### Stated exercise:
Rewrite every line of the material below, changing each "Cajuns" to "Acadians" and leaving everything else as it is.

::: Materials provided

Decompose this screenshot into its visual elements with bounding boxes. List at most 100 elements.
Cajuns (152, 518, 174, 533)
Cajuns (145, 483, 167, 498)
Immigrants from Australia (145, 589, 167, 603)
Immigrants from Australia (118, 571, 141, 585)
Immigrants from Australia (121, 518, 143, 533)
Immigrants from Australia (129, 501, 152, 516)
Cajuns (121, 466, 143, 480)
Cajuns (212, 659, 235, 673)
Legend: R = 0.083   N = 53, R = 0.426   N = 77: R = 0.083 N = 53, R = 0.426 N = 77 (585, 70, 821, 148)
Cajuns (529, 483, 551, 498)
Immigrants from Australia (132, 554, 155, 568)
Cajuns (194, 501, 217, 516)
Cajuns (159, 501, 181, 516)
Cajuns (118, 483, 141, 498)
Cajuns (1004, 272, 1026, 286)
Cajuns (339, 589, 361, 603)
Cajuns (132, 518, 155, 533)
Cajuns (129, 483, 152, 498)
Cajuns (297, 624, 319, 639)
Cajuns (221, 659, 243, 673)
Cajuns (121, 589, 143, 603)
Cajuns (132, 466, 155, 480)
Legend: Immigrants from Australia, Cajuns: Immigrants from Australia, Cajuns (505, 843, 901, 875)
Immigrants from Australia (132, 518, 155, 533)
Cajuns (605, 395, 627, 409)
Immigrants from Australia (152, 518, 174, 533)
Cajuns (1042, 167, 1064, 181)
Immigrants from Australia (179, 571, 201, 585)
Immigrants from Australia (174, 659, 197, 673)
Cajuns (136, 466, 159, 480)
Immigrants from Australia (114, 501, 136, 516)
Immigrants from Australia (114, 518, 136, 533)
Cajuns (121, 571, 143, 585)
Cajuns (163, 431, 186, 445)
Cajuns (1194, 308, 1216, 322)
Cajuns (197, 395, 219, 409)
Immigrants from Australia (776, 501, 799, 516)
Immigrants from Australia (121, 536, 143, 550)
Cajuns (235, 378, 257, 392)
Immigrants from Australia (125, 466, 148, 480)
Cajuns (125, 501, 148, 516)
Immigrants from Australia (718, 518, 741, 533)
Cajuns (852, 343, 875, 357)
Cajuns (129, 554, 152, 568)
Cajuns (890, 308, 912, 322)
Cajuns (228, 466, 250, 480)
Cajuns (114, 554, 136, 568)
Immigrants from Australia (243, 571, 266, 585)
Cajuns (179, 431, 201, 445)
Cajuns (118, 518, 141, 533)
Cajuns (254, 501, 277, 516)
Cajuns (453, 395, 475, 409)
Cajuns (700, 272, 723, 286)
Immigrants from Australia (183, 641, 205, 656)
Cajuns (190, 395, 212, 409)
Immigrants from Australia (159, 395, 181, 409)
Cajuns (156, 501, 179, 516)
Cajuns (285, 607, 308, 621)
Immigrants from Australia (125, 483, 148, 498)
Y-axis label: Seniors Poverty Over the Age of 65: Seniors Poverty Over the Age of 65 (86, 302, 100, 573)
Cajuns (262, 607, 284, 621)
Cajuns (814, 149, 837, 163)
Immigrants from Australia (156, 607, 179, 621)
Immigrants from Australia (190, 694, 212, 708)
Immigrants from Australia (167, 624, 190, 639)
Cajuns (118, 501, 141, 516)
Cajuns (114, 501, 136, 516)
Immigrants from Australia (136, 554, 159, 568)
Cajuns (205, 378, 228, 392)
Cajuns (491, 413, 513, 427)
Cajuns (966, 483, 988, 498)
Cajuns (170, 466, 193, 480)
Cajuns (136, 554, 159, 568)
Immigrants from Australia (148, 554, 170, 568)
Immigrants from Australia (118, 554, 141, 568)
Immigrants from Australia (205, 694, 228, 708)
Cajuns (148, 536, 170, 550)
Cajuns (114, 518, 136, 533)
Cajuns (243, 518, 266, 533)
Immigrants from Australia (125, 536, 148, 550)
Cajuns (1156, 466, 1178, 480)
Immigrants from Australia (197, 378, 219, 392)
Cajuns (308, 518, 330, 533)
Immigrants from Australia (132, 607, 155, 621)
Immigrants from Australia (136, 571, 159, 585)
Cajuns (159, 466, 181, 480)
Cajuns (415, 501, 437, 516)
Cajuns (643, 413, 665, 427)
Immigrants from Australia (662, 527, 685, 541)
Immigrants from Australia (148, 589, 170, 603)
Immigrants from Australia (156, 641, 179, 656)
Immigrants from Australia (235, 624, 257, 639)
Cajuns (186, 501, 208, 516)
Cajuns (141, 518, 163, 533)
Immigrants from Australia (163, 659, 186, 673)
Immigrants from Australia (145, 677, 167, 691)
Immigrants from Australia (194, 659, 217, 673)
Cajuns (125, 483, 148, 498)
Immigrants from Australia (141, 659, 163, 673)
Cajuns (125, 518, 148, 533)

::::::

### Full output:
Decompose this screenshot into its visual elements with bounding boxes. List at most 100 elements.
Acadians (152, 518, 174, 533)
Acadians (145, 483, 167, 498)
Immigrants from Australia (145, 589, 167, 603)
Immigrants from Australia (118, 571, 141, 585)
Immigrants from Australia (121, 518, 143, 533)
Immigrants from Australia (129, 501, 152, 516)
Acadians (121, 466, 143, 480)
Acadians (212, 659, 235, 673)
Legend: R = 0.083   N = 53, R = 0.426   N = 77: R = 0.083 N = 53, R = 0.426 N = 77 (585, 70, 821, 148)
Acadians (529, 483, 551, 498)
Immigrants from Australia (132, 554, 155, 568)
Acadians (194, 501, 217, 516)
Acadians (159, 501, 181, 516)
Acadians (118, 483, 141, 498)
Acadians (1004, 272, 1026, 286)
Acadians (339, 589, 361, 603)
Acadians (132, 518, 155, 533)
Acadians (129, 483, 152, 498)
Acadians (297, 624, 319, 639)
Acadians (221, 659, 243, 673)
Acadians (121, 589, 143, 603)
Acadians (132, 466, 155, 480)
Legend: Immigrants from Australia, Acadians: Immigrants from Australia, Acadians (505, 843, 901, 875)
Immigrants from Australia (132, 518, 155, 533)
Acadians (605, 395, 627, 409)
Immigrants from Australia (152, 518, 174, 533)
Acadians (1042, 167, 1064, 181)
Immigrants from Australia (179, 571, 201, 585)
Immigrants from Australia (174, 659, 197, 673)
Acadians (136, 466, 159, 480)
Immigrants from Australia (114, 501, 136, 516)
Immigrants from Australia (114, 518, 136, 533)
Acadians (121, 571, 143, 585)
Acadians (163, 431, 186, 445)
Acadians (1194, 308, 1216, 322)
Acadians (197, 395, 219, 409)
Immigrants from Australia (776, 501, 799, 516)
Immigrants from Australia (121, 536, 143, 550)
Acadians (235, 378, 257, 392)
Immigrants from Australia (125, 466, 148, 480)
Acadians (125, 501, 148, 516)
Immigrants from Australia (718, 518, 741, 533)
Acadians (852, 343, 875, 357)
Acadians (129, 554, 152, 568)
Acadians (890, 308, 912, 322)
Acadians (228, 466, 250, 480)
Acadians (114, 554, 136, 568)
Immigrants from Australia (243, 571, 266, 585)
Acadians (179, 431, 201, 445)
Acadians (118, 518, 141, 533)
Acadians (254, 501, 277, 516)
Acadians (453, 395, 475, 409)
Acadians (700, 272, 723, 286)
Immigrants from Australia (183, 641, 205, 656)
Acadians (190, 395, 212, 409)
Immigrants from Australia (159, 395, 181, 409)
Acadians (156, 501, 179, 516)
Acadians (285, 607, 308, 621)
Immigrants from Australia (125, 483, 148, 498)
Y-axis label: Seniors Poverty Over the Age of 65: Seniors Poverty Over the Age of 65 (86, 302, 100, 573)
Acadians (262, 607, 284, 621)
Acadians (814, 149, 837, 163)
Immigrants from Australia (156, 607, 179, 621)
Immigrants from Australia (190, 694, 212, 708)
Immigrants from Australia (167, 624, 190, 639)
Acadians (118, 501, 141, 516)
Acadians (114, 501, 136, 516)
Immigrants from Australia (136, 554, 159, 568)
Acadians (205, 378, 228, 392)
Acadians (491, 413, 513, 427)
Acadians (966, 483, 988, 498)
Acadians (170, 466, 193, 480)
Acadians (136, 554, 159, 568)
Immigrants from Australia (148, 554, 170, 568)
Immigrants from Australia (118, 554, 141, 568)
Immigrants from Australia (205, 694, 228, 708)
Acadians (148, 536, 170, 550)
Acadians (114, 518, 136, 533)
Acadians (243, 518, 266, 533)
Immigrants from Australia (125, 536, 148, 550)
Acadians (1156, 466, 1178, 480)
Immigrants from Australia (197, 378, 219, 392)
Acadians (308, 518, 330, 533)
Immigrants from Australia (132, 607, 155, 621)
Immigrants from Australia (136, 571, 159, 585)
Acadians (159, 466, 181, 480)
Acadians (415, 501, 437, 516)
Acadians (643, 413, 665, 427)
Immigrants from Australia (662, 527, 685, 541)
Immigrants from Australia (148, 589, 170, 603)
Immigrants from Australia (156, 641, 179, 656)
Immigrants from Australia (235, 624, 257, 639)
Acadians (186, 501, 208, 516)
Acadians (141, 518, 163, 533)
Immigrants from Australia (163, 659, 186, 673)
Immigrants from Australia (145, 677, 167, 691)
Immigrants from Australia (194, 659, 217, 673)
Acadians (125, 483, 148, 498)
Immigrants from Australia (141, 659, 163, 673)
Acadians (125, 518, 148, 533)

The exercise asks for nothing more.